#### [Objective]
Spot each line that carries the word "Комиссией"; copy those lines.

#### [Task input]
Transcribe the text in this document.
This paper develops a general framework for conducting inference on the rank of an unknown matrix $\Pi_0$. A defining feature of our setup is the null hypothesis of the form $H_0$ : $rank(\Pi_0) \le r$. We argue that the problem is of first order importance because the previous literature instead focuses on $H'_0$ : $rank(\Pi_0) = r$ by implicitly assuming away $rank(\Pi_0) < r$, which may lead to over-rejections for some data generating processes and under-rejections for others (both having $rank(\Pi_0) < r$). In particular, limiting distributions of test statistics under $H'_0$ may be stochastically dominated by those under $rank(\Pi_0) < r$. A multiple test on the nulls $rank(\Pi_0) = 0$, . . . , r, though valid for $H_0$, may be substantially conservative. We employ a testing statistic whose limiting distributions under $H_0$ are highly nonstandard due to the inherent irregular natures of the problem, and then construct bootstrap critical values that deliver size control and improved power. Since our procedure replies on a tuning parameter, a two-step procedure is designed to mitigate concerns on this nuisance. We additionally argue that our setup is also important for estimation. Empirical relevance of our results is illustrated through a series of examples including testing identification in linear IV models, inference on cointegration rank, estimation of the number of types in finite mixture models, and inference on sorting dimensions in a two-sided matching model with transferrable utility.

...

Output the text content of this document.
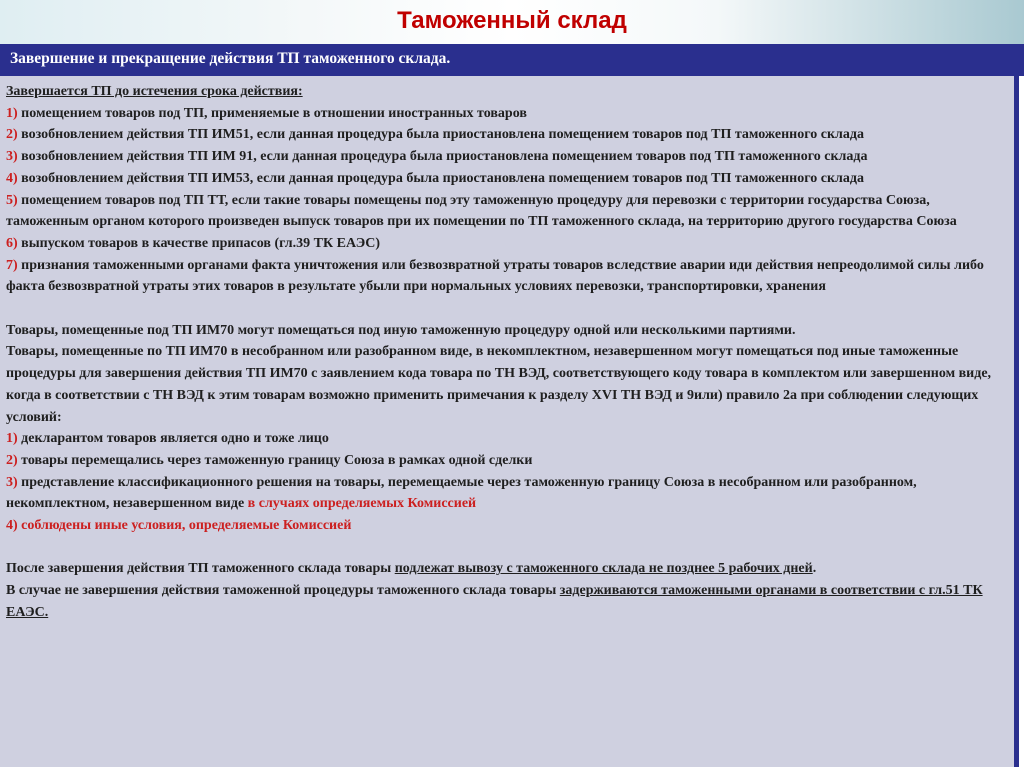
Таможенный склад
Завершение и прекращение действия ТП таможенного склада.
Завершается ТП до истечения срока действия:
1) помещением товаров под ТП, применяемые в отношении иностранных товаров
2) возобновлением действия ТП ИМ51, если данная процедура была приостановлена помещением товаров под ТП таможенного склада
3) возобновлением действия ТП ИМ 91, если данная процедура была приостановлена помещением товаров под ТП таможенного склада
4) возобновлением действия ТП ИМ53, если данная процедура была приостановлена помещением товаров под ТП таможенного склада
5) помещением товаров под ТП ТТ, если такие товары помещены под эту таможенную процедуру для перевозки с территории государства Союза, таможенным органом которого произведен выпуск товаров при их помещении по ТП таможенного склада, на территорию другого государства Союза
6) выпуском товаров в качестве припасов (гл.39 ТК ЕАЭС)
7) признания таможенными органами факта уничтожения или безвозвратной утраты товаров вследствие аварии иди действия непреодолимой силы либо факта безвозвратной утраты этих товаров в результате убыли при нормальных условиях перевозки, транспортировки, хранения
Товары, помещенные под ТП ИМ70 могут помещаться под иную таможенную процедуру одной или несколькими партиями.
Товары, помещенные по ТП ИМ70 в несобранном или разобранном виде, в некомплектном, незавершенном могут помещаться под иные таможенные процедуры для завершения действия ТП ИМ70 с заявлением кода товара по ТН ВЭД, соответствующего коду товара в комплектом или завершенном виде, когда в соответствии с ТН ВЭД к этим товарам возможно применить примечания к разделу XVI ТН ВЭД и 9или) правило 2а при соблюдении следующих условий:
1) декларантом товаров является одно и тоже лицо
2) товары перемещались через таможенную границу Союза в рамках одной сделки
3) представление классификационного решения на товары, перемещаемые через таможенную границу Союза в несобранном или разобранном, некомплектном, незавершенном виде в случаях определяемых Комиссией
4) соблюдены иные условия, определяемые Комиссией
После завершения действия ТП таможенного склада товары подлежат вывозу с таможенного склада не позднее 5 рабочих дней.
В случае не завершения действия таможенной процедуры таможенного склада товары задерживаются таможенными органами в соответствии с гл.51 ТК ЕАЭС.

* * *

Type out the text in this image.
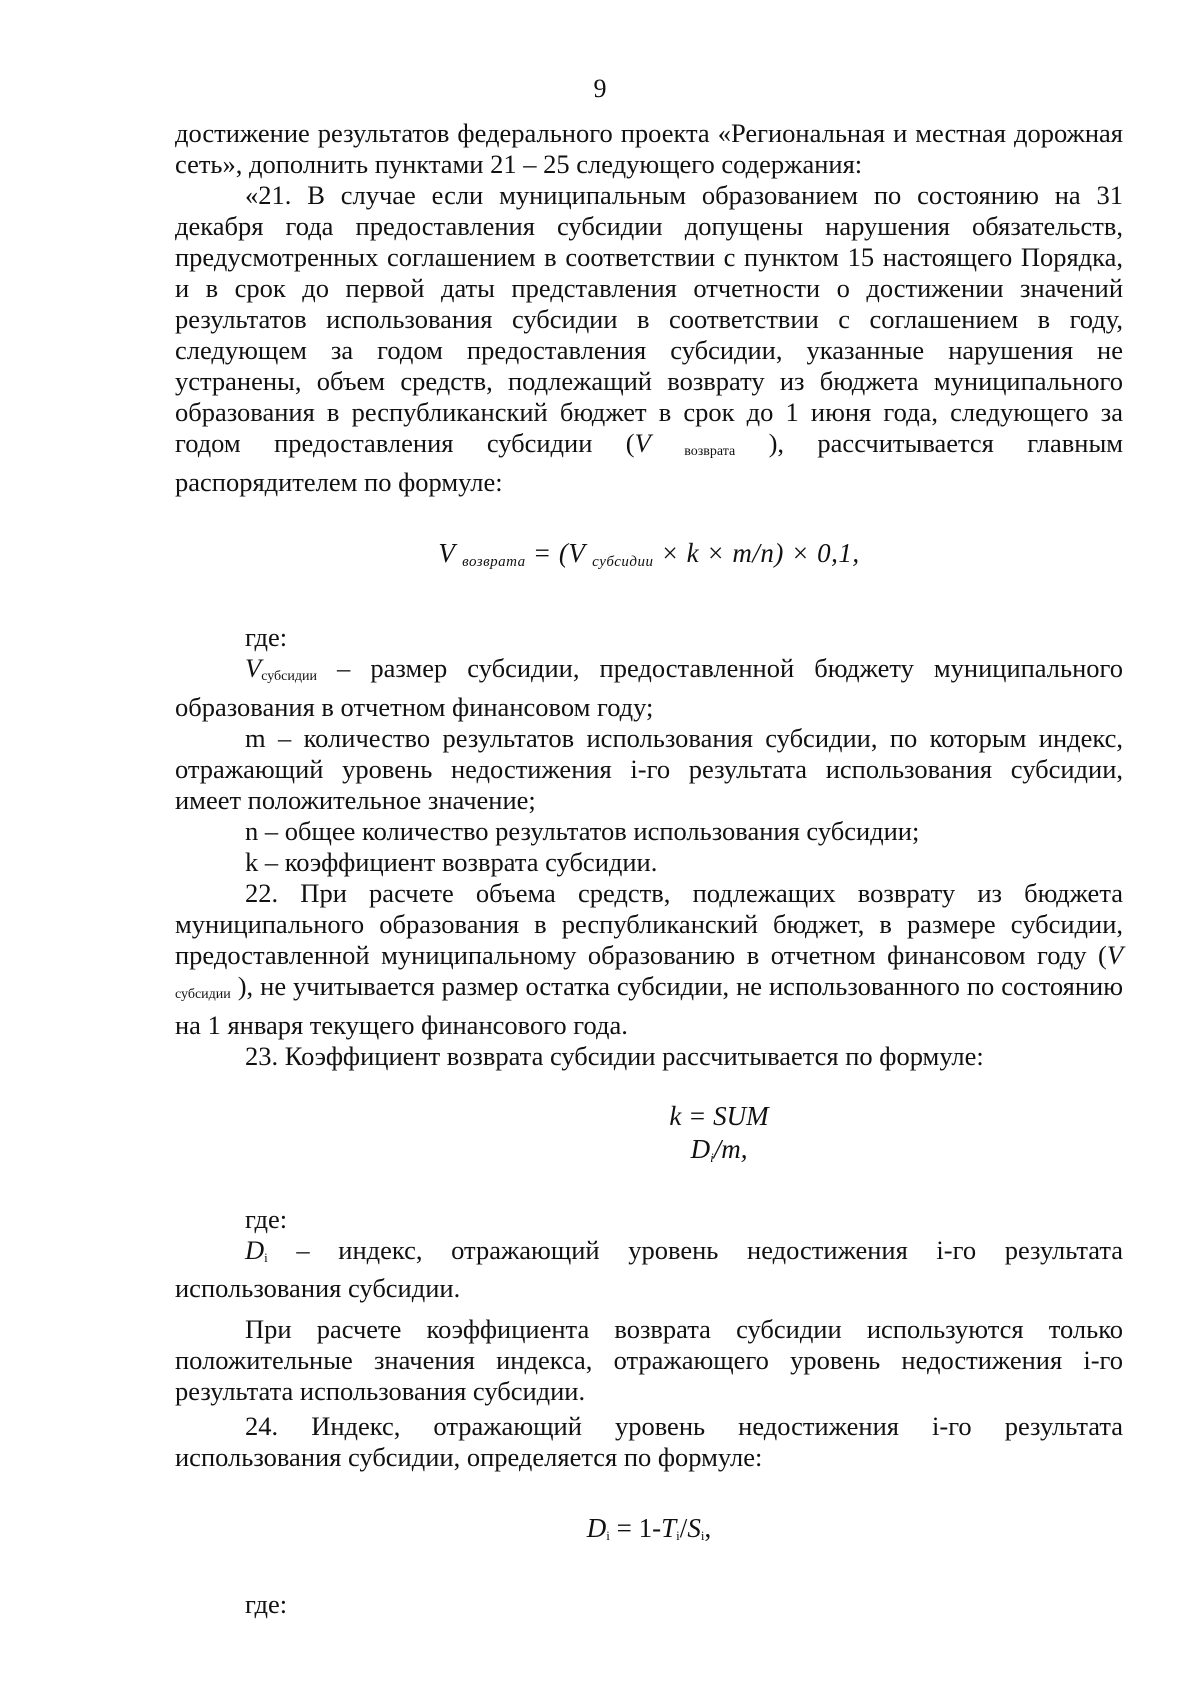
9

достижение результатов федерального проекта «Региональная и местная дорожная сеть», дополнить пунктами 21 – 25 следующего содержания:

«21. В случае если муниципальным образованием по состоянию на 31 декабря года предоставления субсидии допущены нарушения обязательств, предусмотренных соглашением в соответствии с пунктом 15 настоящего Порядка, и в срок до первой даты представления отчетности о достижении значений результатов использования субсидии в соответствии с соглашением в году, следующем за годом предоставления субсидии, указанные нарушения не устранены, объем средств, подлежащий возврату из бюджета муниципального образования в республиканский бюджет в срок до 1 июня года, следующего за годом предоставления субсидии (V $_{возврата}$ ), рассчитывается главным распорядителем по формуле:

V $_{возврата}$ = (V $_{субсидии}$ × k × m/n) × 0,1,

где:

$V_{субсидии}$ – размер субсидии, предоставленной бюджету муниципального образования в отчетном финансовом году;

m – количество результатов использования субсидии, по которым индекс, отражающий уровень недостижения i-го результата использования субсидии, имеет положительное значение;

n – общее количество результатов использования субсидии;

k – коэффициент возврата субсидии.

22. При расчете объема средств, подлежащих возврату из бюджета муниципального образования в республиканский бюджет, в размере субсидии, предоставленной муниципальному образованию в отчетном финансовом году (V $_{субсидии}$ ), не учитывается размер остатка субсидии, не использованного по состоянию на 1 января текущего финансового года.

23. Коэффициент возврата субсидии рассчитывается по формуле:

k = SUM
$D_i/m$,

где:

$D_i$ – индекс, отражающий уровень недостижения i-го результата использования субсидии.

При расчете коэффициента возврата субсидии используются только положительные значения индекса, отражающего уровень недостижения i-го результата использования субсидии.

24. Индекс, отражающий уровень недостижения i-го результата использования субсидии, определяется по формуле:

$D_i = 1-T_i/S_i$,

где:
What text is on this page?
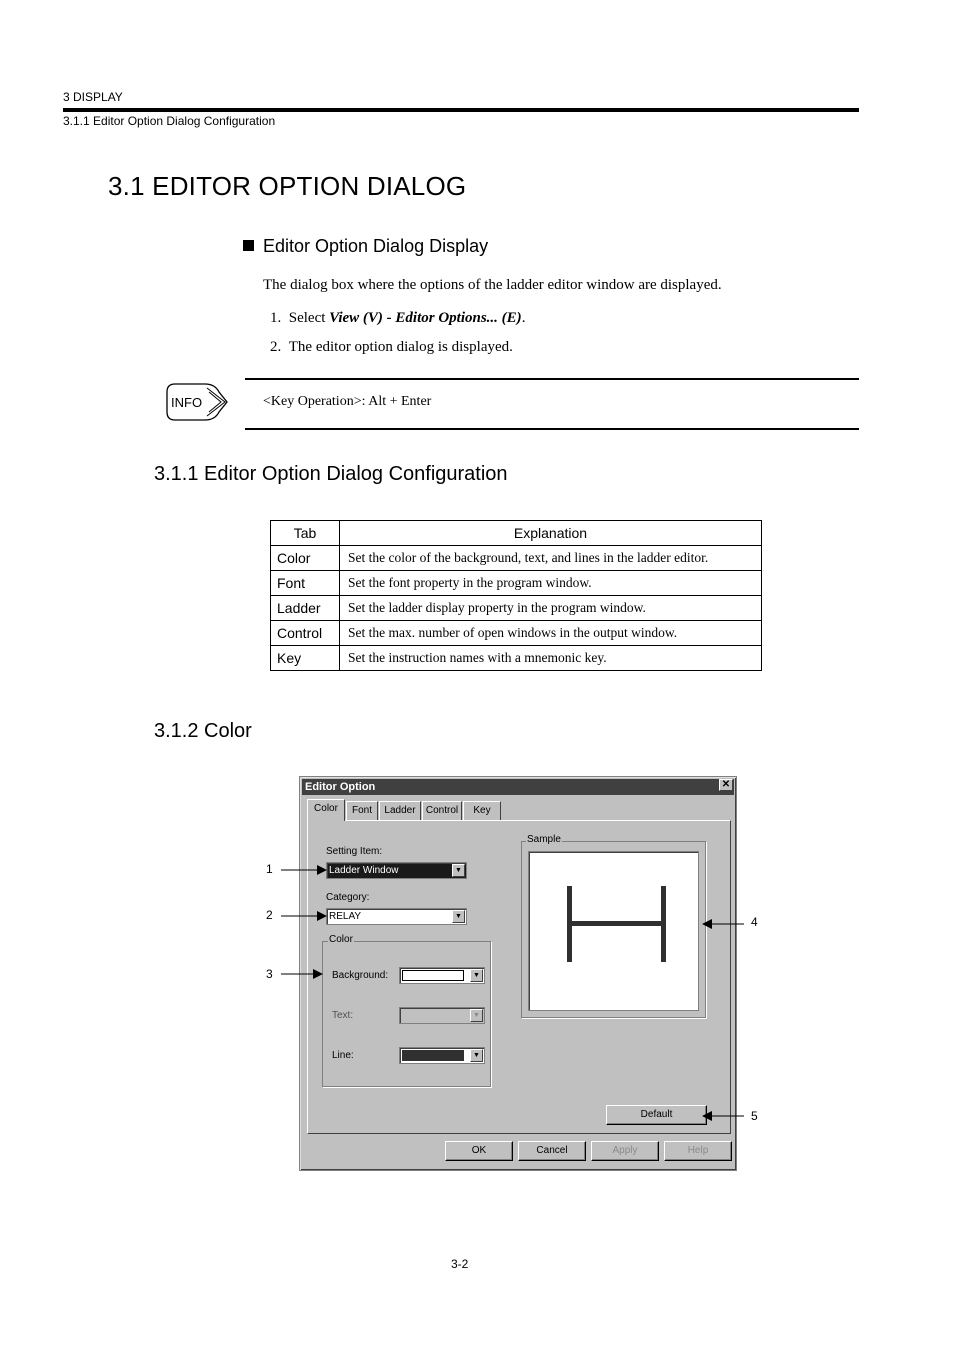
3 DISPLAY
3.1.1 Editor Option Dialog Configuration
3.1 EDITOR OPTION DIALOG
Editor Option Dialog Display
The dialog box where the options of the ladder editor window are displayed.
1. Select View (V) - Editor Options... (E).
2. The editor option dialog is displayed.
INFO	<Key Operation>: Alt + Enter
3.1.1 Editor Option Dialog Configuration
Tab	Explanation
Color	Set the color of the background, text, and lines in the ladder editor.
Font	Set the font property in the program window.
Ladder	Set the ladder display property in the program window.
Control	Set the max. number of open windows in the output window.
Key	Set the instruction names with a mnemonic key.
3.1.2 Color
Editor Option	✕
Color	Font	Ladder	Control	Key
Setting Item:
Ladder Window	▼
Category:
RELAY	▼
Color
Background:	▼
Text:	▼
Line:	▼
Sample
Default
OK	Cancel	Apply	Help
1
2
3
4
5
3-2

#### [Exercise response]
3) представление классификационного решения на товары, перемещаемые через таможенную границу Союза в несобранном или разобранном, некомплектном, незавершенном виде в случаях определяемых Комиссией
4) соблюдены иные условия, определяемые Комиссией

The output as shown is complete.